= Given request =
Read the lines that follow and pick out every one containing the word "Assume".

= Recorded information =
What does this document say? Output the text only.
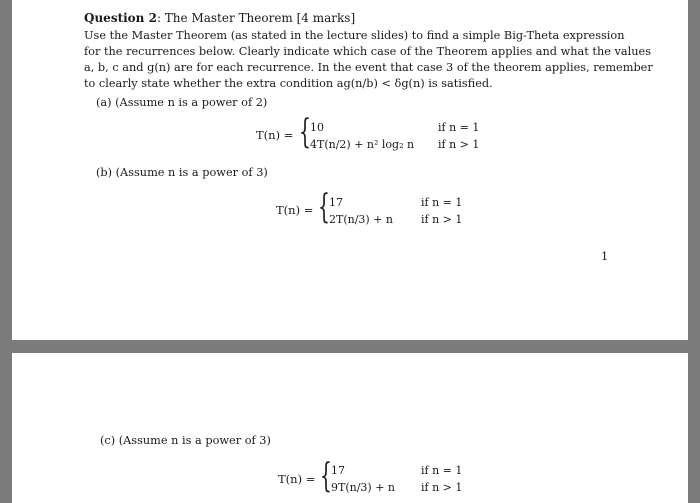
Question 2: The Master Theorem [4 marks]
Use the Master Theorem (as stated in the lecture slides) to find a simple Big-Theta expression
for the recurrences below. Clearly indicate which case of the Theorem applies and what the values
a, b, c and g(n) are for each recurrence. In the event that case 3 of the theorem applies, remember
to clearly state whether the extra condition ag(n/b) < δg(n) is satisfied.
(a) (Assume n is a power of 2)
T(n) = { 10	if n = 1
4T(n/2) + n² log₂ n	if n > 1
(b) (Assume n is a power of 3)
T(n) = { 17	if n = 1
2T(n/3) + n	if n > 1
1
(c) (Assume n is a power of 3)
T(n) = { 17	if n = 1
9T(n/3) + n	if n > 1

= Response to this task =
(a) (Assume n is a power of 2)
(b) (Assume n is a power of 3)
(c) (Assume n is a power of 3)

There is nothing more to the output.